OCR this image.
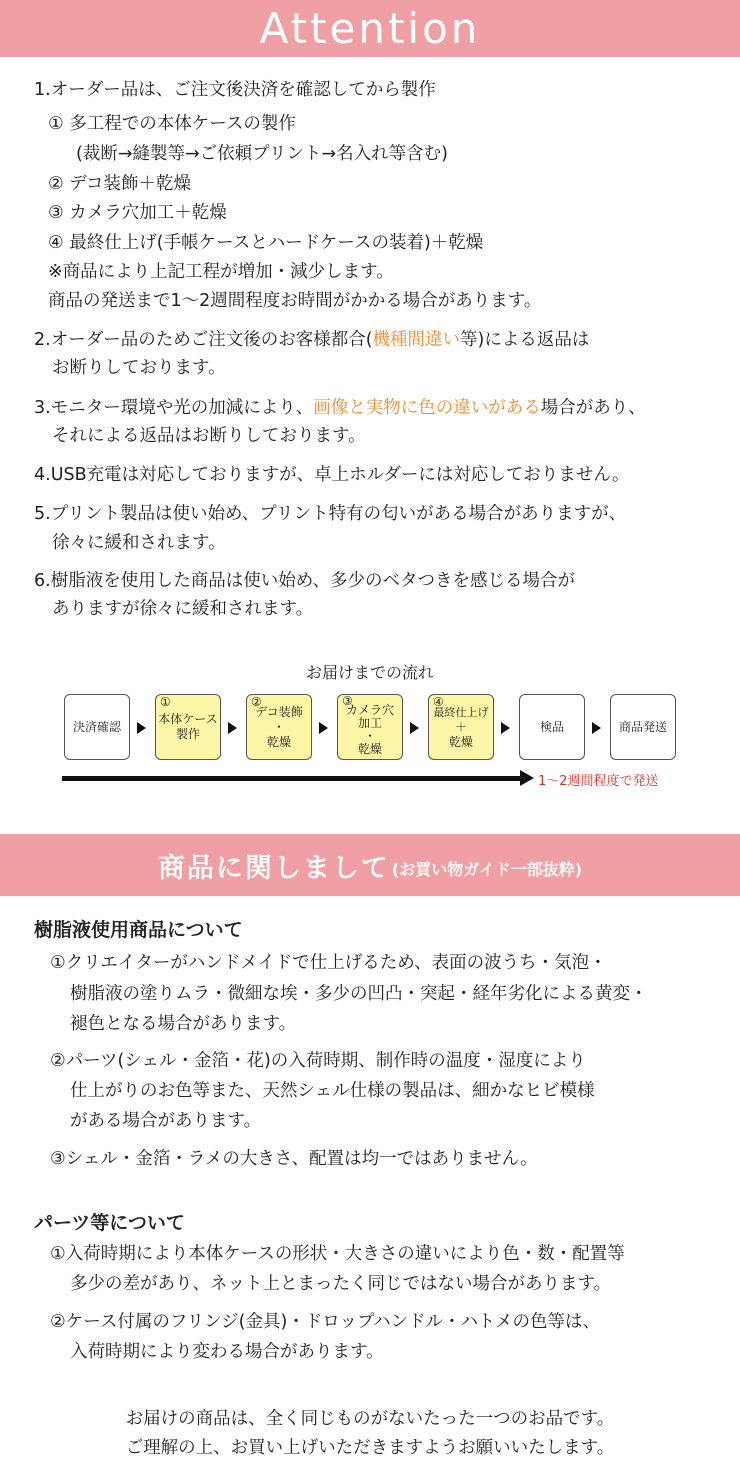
Attention
1.オーダー品は、ご注文後決済を確認してから製作
① 多工程での本体ケースの製作
(裁断→縫製等→ご依頼プリント→名入れ等含む)
② デコ装飾＋乾燥
③ カメラ穴加工＋乾燥
④ 最終仕上げ(手帳ケースとハードケースの装着)＋乾燥
※商品により上記工程が増加・減少します。
商品の発送まで1〜2週間程度お時間がかかる場合があります。
2.オーダー品のためご注文後のお客様都合(機種間違い等)による返品は
お断りしております。
3.モニター環境や光の加減により、画像と実物に色の違いがある場合があり、
それによる返品はお断りしております。
4.USB充電は対応しておりますが、卓上ホルダーには対応しておりません。
5.プリント製品は使い始め、プリント特有の匂いがある場合がありますが、
徐々に緩和されます。
6.樹脂液を使用した商品は使い始め、多少のベタつきを感じる場合が
ありますが徐々に緩和されます。
お届けまでの流れ
決済確認
①
本体ケース
製作
②
デコ装飾
・
乾燥
③
カメラ穴
加工
・
乾燥
④
最終仕上げ
＋
乾燥
検品	商品発送
1〜2週間程度で発送
商品に関しまして (お買い物ガイド一部抜粋)
樹脂液使用商品について
①クリエイターがハンドメイドで仕上げるため、表面の波うち・気泡・
樹脂液の塗りムラ・微細な埃・多少の凹凸・突起・経年劣化による黄変・
褪色となる場合があります。
②パーツ(シェル・金箔・花)の入荷時期、制作時の温度・湿度により
仕上がりのお色等また、天然シェル仕様の製品は、細かなヒビ模様
がある場合があります。
③シェル・金箔・ラメの大きさ、配置は均一ではありません。
パーツ等について
①入荷時期により本体ケースの形状・大きさの違いにより色・数・配置等
多少の差があり、ネット上とまったく同じではない場合があります。
②ケース付属のフリンジ(金具)・ドロップハンドル・ハトメの色等は、
入荷時期により変わる場合があります。
お届けの商品は、全く同じものがないたった一つのお品です。
ご理解の上、お買い上げいただきますようお願いいたします。
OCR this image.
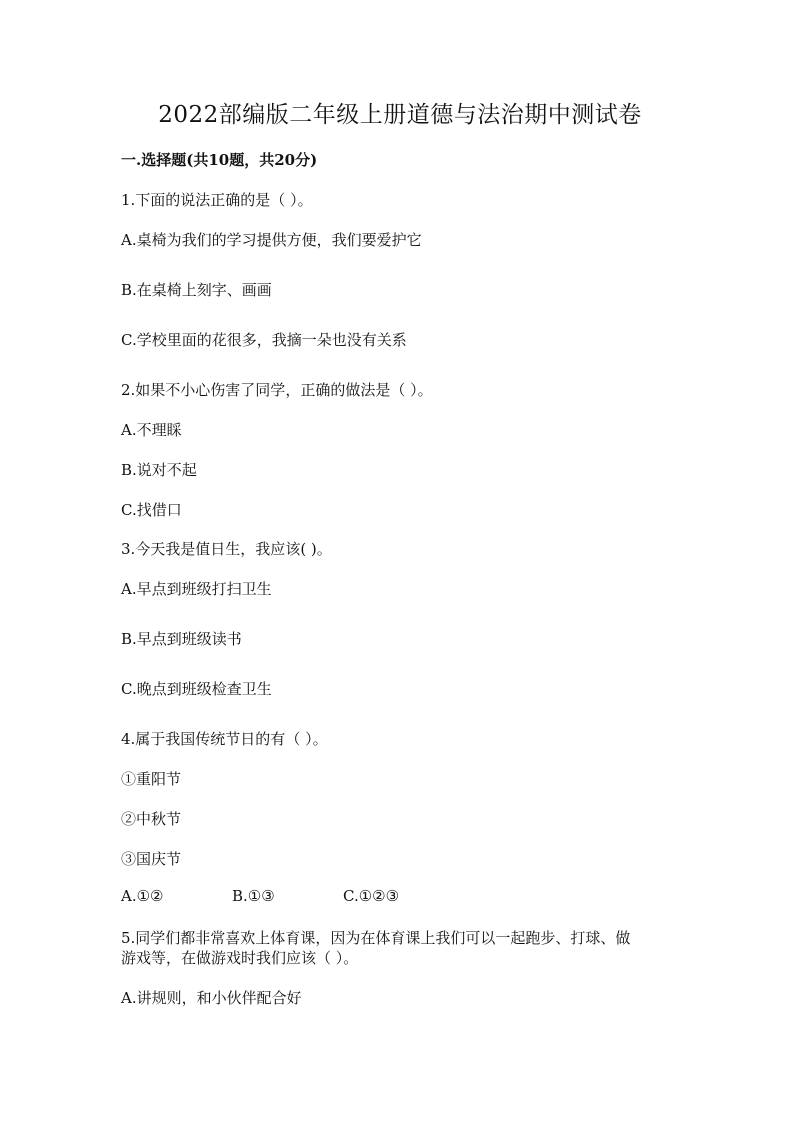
2022部编版二年级上册道德与法治期中测试卷
一.选择题(共10题，共20分)
1.下面的说法正确的是（ ）。
A.桌椅为我们的学习提供方便，我们要爱护它
B.在桌椅上刻字、画画
C.学校里面的花很多，我摘一朵也没有关系
2.如果不小心伤害了同学，正确的做法是（ ）。
A.不理睬
B.说对不起
C.找借口
3.今天我是值日生，我应该( )。
A.早点到班级打扫卫生
B.早点到班级读书
C.晚点到班级检查卫生
4.属于我国传统节日的有（ ）。
①重阳节
②中秋节
③国庆节
A.①②	B.①③	C.①②③
5.同学们都非常喜欢上体育课，因为在体育课上我们可以一起跑步、打球、做
游戏等，在做游戏时我们应该（ ）。
A.讲规则，和小伙伴配合好
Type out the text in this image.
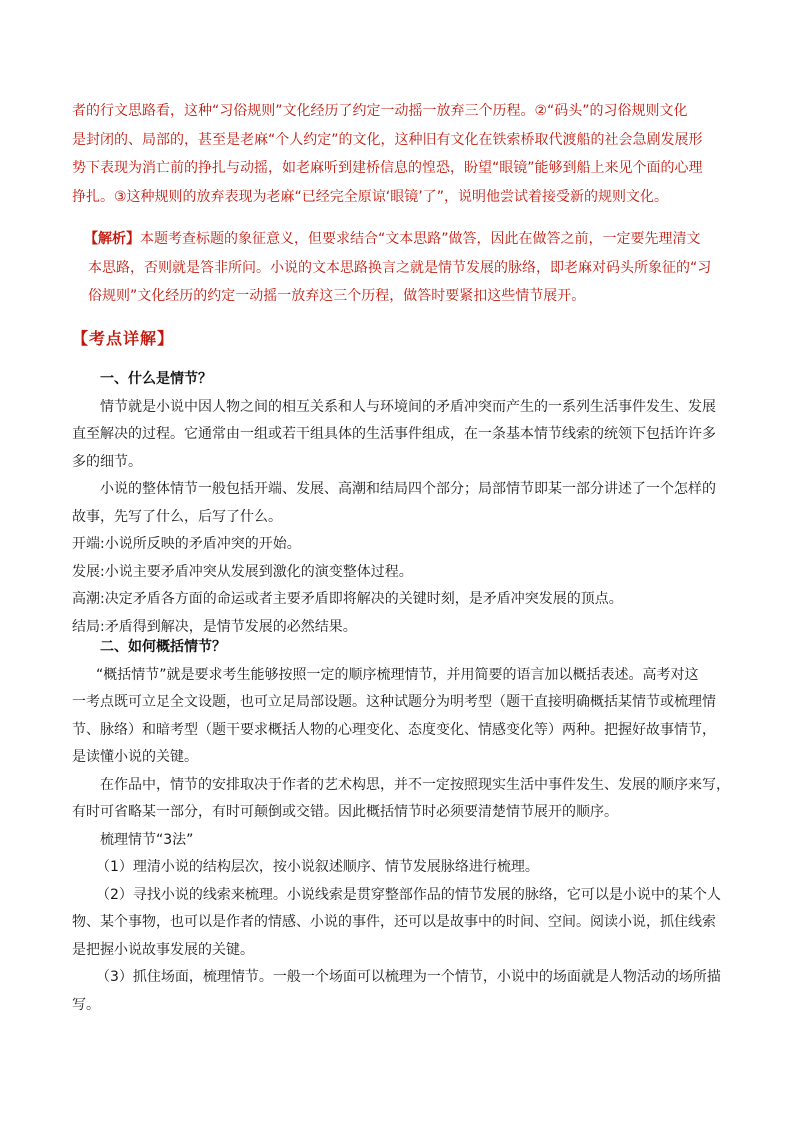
者的行文思路看，这种“习俗规则”文化经历了约定一动摇一放弃三个历程。②“码头”的习俗规则文化

是封闭的、局部的，甚至是老麻“个人约定”的文化，这种旧有文化在铁索桥取代渡船的社会急剧发展形

势下表现为消亡前的挣扎与动摇，如老麻听到建桥信息的惶恐，盼望“眼镜”能够到船上来见个面的心理

挣扎。③这种规则的放弃表现为老麻“已经完全原谅‘眼镜’了”，说明他尝试着接受新的规则文化。

【解析】本题考查标题的象征意义，但要求结合“文本思路”做答，因此在做答之前，一定要先理清文

本思路，否则就是答非所问。小说的文本思路换言之就是情节发展的脉络，即老麻对码头所象征的“习

俗规则”文化经历的约定一动摇一放弃这三个历程，做答时要紧扣这些情节展开。

【考点详解】

一、什么是情节？

情节就是小说中因人物之间的相互关系和人与环境间的矛盾冲突而产生的一系列生活事件发生、发展

直至解决的过程。它通常由一组或若干组具体的生活事件组成，在一条基本情节线索的统领下包括许许多

多的细节。

小说的整体情节一般包括开端、发展、高潮和结局四个部分；局部情节即某一部分讲述了一个怎样的

故事，先写了什么，后写了什么。

开端:小说所反映的矛盾冲突的开始。

发展:小说主要矛盾冲突从发展到激化的演变整体过程。

高潮:决定矛盾各方面的命运或者主要矛盾即将解决的关键时刻，是矛盾冲突发展的顶点。

结局:矛盾得到解决，是情节发展的必然结果。

二、如何概括情节？

“概括情节”就是要求考生能够按照一定的顺序梳理情节，并用简要的语言加以概括表述。高考对这

一考点既可立足全文设题，也可立足局部设题。这种试题分为明考型（题干直接明确概括某情节或梳理情

节、脉络）和暗考型（题干要求概括人物的心理变化、态度变化、情感变化等）两种。把握好故事情节，

是读懂小说的关键。

在作品中，情节的安排取决于作者的艺术构思，并不一定按照现实生活中事件发生、发展的顺序来写，

有时可省略某一部分，有时可颠倒或交错。因此概括情节时必须要清楚情节展开的顺序。

梳理情节“3法”

（1）理清小说的结构层次，按小说叙述顺序、情节发展脉络进行梳理。

（2）寻找小说的线索来梳理。小说线索是贯穿整部作品的情节发展的脉络，它可以是小说中的某个人

物、某个事物，也可以是作者的情感、小说的事件，还可以是故事中的时间、空间。阅读小说，抓住线索

是把握小说故事发展的关键。

（3）抓住场面，梳理情节。一般一个场面可以梳理为一个情节，小说中的场面就是人物活动的场所描

写。
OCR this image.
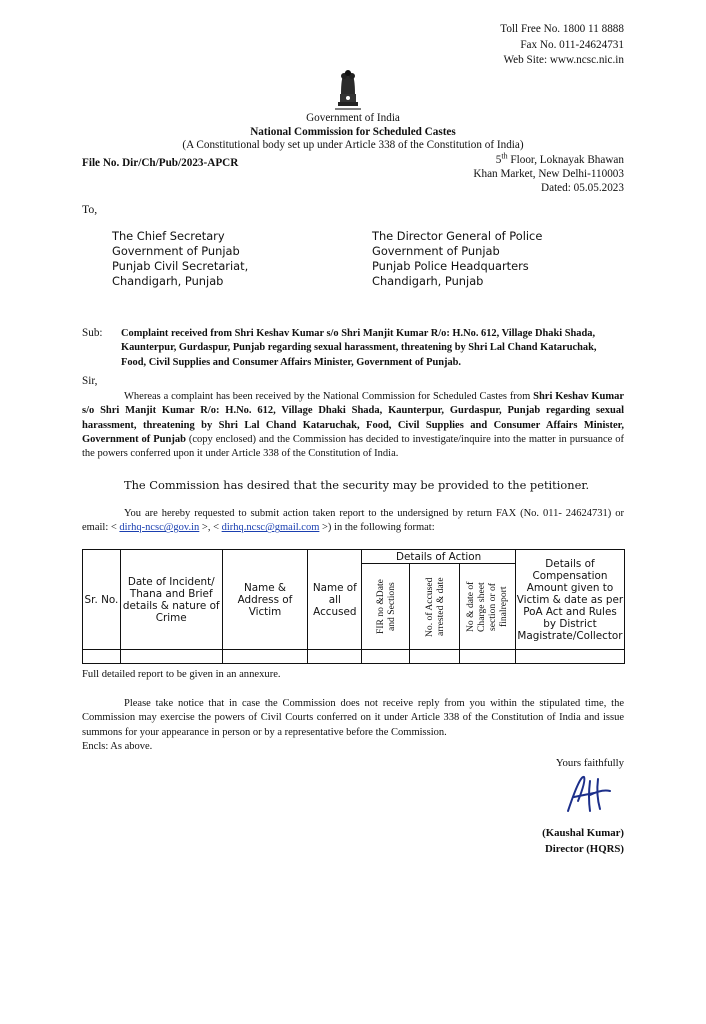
Toll Free No. 1800 11 8888
Fax No. 011-24624731
Web Site: www.ncsc.nic.in
Government of India
National Commission for Scheduled Castes
(A Constitutional body set up under Article 338 of the Constitution of India)
File No. Dir/Ch/Pub/2023-APCR	5th Floor, Loknayak Bhawan
Khan Market, New Delhi-110003
Dated: 05.05.2023
To,
The Chief Secretary
Government of Punjab
Punjab Civil Secretariat,
Chandigarh, Punjab
The Director General of Police
Government of Punjab
Punjab Police Headquarters
Chandigarh, Punjab
Sub: Complaint received from Shri Keshav Kumar s/o Shri Manjit Kumar R/o: H.No. 612, Village Dhaki Shada, Kaunterpur, Gurdaspur, Punjab regarding sexual harassment, threatening by Shri Lal Chand Kataruchak, Food, Civil Supplies and Consumer Affairs Minister, Government of Punjab.
Sir,
Whereas a complaint has been received by the National Commission for Scheduled Castes from Shri Keshav Kumar s/o Shri Manjit Kumar R/o: H.No. 612, Village Dhaki Shada, Kaunterpur, Gurdaspur, Punjab regarding sexual harassment, threatening by Shri Lal Chand Kataruchak, Food, Civil Supplies and Consumer Affairs Minister, Government of Punjab (copy enclosed) and the Commission has decided to investigate/inquire into the matter in pursuance of the powers conferred upon it under Article 338 of the Constitution of India.
The Commission has desired that the security may be provided to the petitioner.
You are hereby requested to submit action taken report to the undersigned by return FAX (No. 011- 24624731) or email: < dirhq-ncsc@gov.in >, < dirhq.ncsc@gmail.com >) in the following format:
Sr. No.	Date of Incident/ Thana and Brief details & nature of Crime	Name & Address of Victim	Name of all Accused	Details of Action			Details of Compensation Amount given to Victim & date as per PoA Act and Rules by District Magistrate/Collector

				FIR no &Date and Sections	No. of Accused arrested & date	No & date of Charge sheet section or of finalreport	

Full detailed report to be given in an annexure.
Please take notice that in case the Commission does not receive reply from you within the stipulated time, the Commission may exercise the powers of Civil Courts conferred on it under Article 338 of the Constitution of India and issue summons for your appearance in person or by a representative before the Commission.
Encls: As above.
Yours faithfully
(Kaushal Kumar)
Director (HQRS)
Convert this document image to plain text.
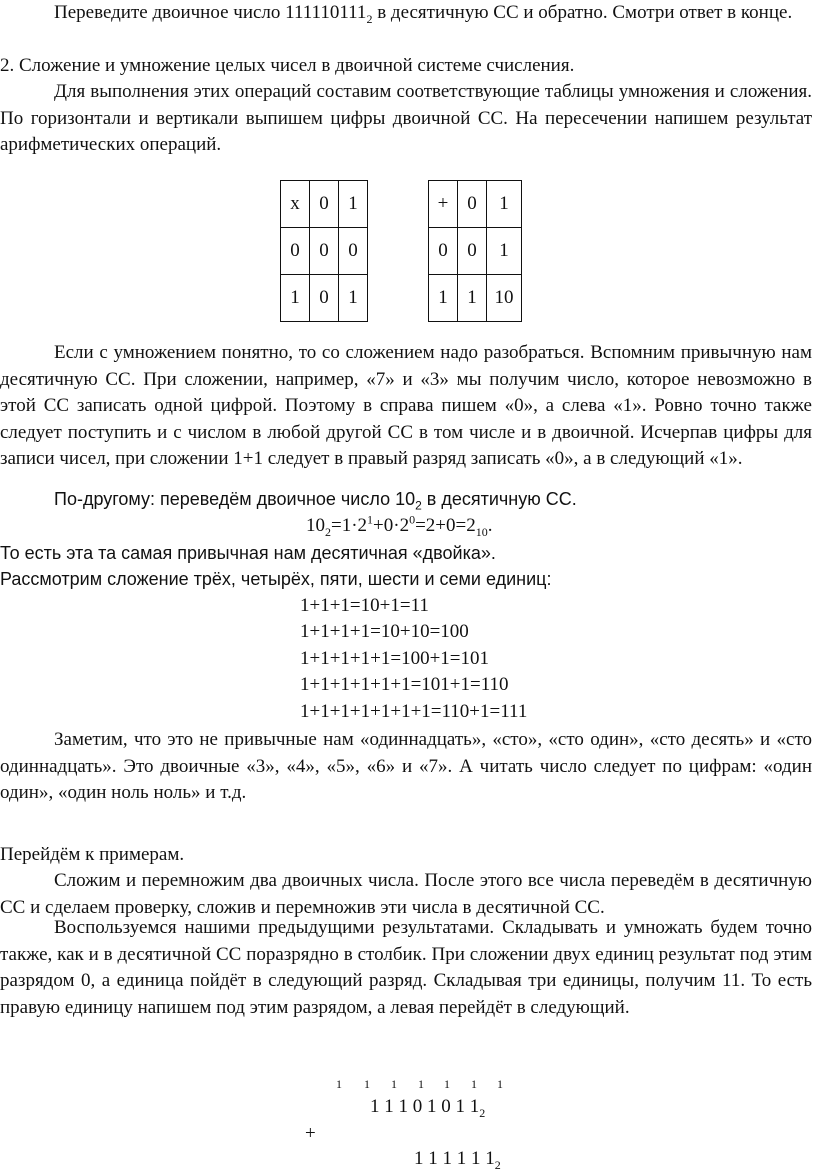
Переведите двоичное число $111110111_2$ в десятичную СС и обратно. Смотри ответ в конце.

2. Сложение и умножение целых чисел в двоичной системе счисления.

Для выполнения этих операций составим соответствующие таблицы умножения и сложения. По горизонтали и вертикали выпишем цифры двоичной СС. На пересечении напишем результат арифметических операций.

x	0	1
0	0	0
1	0	1
+	0	1
0	0	1
1	1	10

Если с умножением понятно, то со сложением надо разобраться. Вспомним привычную нам десятичную СС. При сложении, например, «7» и «3» мы получим число, которое невозможно в этой СС записать одной цифрой. Поэтому в справа пишем «0», а слева «1». Ровно точно также следует поступить и с числом в любой другой СС в том числе и в двоичной. Исчерпав цифры для записи чисел, при сложении 1+1 следует в правый разряд записать «0», а в следующий «1».

По-другому: переведём двоичное число $10_2$ в десятичную СС.

$10_2=1\cdot 2^1+0\cdot 2^0=2+0=2_{10}$.

То есть эта та самая привычная нам десятичная «двойка».

Рассмотрим сложение трёх, четырёх, пяти, шести и семи единиц:

1+1+1=10+1=11
1+1+1+1=10+10=100
1+1+1+1+1=100+1=101
1+1+1+1+1+1=101+1=110
1+1+1+1+1+1+1=110+1=111

Заметим, что это не привычные нам «одиннадцать», «сто», «сто один», «сто десять» и «сто одиннадцать». Это двоичные «3», «4», «5», «6» и «7». А читать число следует по цифрам: «один один», «один ноль ноль» и т.д.

Перейдём к примерам.

Сложим и перемножим два двоичных числа. После этого все числа переведём в десятичную СС и сделаем проверку, сложив и перемножив эти числа в десятичной СС.

Воспользуемся нашими предыдущими результатами. Складывать и умножать будем точно также, как и в десятичной СС поразрядно в столбик. При сложении двух единиц результат под этим разрядом 0, а единица пойдёт в следующий разряд. Складывая три единицы, получим 11. То есть правую единицу напишем под этим разрядом, а левая перейдёт в следующий.

1 1 1 1 1 1 1
1 1 1 0 1 0 1 $1_2$
+
1 1 1 1 1 $1_2$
_ _ _ _
> **Problem to solve**
Show all lines from the records above where the word "Supplies" occurs.

> **Full solution**
Sub: Complaint received from Shri Keshav Kumar s/o Shri Manjit Kumar R/o: H.No. 612, Village Dhaki Shada, Kaunterpur, Gurdaspur, Punjab regarding sexual harassment, threatening by Shri Lal Chand Kataruchak, Food, Civil Supplies and Consumer Affairs Minister, Government of Punjab.
Whereas a complaint has been received by the National Commission for Scheduled Castes from Shri Keshav Kumar s/o Shri Manjit Kumar R/o: H.No. 612, Village Dhaki Shada, Kaunterpur, Gurdaspur, Punjab regarding sexual harassment, threatening by Shri Lal Chand Kataruchak, Food, Civil Supplies and Consumer Affairs Minister, Government of Punjab (copy enclosed) and the Commission has decided to investigate/inquire into the matter in pursuance of the powers conferred upon it under Article 338 of the Constitution of India.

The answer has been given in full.